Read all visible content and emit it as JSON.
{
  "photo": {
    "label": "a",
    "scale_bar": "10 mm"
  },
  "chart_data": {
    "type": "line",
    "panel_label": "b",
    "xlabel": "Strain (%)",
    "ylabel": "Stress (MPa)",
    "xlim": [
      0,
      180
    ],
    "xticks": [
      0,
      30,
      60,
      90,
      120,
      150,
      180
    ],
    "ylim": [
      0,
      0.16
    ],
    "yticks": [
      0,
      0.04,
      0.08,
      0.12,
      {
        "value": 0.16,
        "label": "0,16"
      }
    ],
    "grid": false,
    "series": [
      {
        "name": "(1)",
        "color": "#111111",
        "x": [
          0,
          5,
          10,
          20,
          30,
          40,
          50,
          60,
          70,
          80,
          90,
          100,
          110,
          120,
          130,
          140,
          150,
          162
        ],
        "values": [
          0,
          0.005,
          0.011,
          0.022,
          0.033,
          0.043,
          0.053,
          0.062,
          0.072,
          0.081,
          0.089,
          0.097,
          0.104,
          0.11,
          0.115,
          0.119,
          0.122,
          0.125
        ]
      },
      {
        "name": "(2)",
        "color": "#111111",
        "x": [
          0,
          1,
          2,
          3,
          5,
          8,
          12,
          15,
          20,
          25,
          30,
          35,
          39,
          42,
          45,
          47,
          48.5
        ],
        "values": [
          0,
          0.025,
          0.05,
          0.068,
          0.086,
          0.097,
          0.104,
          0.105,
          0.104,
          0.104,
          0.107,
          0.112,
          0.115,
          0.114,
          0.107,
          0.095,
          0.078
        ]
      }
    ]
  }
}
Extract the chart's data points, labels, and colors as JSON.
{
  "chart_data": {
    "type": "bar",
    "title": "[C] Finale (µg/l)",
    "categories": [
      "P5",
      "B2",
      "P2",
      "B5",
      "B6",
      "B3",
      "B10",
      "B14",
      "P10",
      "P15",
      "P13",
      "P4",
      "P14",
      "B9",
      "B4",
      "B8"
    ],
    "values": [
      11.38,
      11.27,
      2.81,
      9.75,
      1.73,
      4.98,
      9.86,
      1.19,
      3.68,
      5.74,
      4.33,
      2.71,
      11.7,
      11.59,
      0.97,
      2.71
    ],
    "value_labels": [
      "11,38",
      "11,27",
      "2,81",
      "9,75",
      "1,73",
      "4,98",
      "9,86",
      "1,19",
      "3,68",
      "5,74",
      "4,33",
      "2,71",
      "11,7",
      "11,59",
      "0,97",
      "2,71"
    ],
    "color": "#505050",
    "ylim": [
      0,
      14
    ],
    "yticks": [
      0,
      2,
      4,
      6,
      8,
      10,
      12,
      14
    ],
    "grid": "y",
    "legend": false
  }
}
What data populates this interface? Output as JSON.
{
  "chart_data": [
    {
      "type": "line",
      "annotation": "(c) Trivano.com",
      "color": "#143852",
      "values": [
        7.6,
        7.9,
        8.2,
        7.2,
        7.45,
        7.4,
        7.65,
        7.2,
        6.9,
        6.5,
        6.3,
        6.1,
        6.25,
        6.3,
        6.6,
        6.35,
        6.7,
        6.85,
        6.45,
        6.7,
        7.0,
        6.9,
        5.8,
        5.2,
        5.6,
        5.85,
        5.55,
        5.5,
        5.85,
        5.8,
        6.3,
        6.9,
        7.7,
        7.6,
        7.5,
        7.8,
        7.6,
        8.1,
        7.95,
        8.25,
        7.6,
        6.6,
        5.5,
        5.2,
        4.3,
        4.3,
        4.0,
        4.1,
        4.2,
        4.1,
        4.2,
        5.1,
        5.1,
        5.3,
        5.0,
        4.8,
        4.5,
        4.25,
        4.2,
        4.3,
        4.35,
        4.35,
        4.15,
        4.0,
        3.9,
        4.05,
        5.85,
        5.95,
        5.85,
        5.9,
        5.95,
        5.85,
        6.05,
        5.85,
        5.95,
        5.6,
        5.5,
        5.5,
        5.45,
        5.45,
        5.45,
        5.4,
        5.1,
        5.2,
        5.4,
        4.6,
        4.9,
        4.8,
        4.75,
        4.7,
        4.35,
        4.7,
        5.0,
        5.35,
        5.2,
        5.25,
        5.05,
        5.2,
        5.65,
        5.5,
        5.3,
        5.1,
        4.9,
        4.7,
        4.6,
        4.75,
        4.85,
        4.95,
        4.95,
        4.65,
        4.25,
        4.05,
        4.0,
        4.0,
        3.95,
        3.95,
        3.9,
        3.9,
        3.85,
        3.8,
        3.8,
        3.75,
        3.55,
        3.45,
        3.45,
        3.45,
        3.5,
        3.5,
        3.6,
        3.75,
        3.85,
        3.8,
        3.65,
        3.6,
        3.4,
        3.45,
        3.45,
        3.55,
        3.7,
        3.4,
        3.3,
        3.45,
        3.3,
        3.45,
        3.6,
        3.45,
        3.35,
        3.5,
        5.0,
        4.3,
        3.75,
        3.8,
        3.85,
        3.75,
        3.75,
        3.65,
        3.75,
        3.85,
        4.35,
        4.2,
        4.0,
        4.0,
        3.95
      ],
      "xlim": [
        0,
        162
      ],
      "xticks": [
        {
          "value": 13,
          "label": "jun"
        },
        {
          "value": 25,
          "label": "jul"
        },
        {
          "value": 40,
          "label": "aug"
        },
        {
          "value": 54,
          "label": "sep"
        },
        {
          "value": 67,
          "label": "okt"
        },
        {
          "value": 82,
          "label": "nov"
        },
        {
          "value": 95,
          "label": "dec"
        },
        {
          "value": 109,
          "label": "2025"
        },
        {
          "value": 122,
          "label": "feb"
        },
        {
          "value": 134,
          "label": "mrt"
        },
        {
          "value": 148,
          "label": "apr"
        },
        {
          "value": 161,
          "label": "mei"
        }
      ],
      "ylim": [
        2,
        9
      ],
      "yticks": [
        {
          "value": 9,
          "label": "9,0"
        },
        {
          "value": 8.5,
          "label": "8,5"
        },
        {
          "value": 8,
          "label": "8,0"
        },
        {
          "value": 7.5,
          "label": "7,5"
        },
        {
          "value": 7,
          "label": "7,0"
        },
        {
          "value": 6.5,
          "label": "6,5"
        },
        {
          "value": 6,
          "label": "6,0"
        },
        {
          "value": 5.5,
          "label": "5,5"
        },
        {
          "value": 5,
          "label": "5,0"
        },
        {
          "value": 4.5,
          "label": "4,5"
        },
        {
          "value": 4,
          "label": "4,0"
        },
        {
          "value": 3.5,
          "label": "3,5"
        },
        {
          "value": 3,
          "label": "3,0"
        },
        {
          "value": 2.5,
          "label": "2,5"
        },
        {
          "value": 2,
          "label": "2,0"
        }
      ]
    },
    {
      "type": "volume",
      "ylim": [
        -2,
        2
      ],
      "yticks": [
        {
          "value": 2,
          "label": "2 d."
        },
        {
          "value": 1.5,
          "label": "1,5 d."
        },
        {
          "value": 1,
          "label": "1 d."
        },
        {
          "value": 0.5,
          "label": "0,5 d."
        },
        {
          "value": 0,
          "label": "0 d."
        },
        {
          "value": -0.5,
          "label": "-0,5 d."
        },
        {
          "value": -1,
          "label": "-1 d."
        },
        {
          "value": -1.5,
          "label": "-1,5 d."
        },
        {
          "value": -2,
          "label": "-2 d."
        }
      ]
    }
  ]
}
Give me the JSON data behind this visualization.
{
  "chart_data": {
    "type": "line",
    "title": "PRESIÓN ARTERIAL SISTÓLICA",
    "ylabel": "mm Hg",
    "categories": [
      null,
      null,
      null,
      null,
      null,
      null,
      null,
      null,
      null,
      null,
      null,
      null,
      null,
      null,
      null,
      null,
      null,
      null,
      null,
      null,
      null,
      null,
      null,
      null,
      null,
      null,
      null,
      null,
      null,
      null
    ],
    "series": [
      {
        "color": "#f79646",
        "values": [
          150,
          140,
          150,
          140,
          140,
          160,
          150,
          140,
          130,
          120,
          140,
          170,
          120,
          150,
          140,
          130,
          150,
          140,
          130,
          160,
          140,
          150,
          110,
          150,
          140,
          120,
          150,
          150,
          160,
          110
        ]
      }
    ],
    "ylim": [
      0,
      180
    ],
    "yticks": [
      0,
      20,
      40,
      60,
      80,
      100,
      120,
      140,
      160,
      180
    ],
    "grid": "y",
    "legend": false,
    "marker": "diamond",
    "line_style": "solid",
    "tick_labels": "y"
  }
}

--------------------------------------------------

**Task directions**.
Search the data for the string "false". List each line that has it.

**Exercise answer**.
    "grid": false,
    "legend": false
    "legend": false,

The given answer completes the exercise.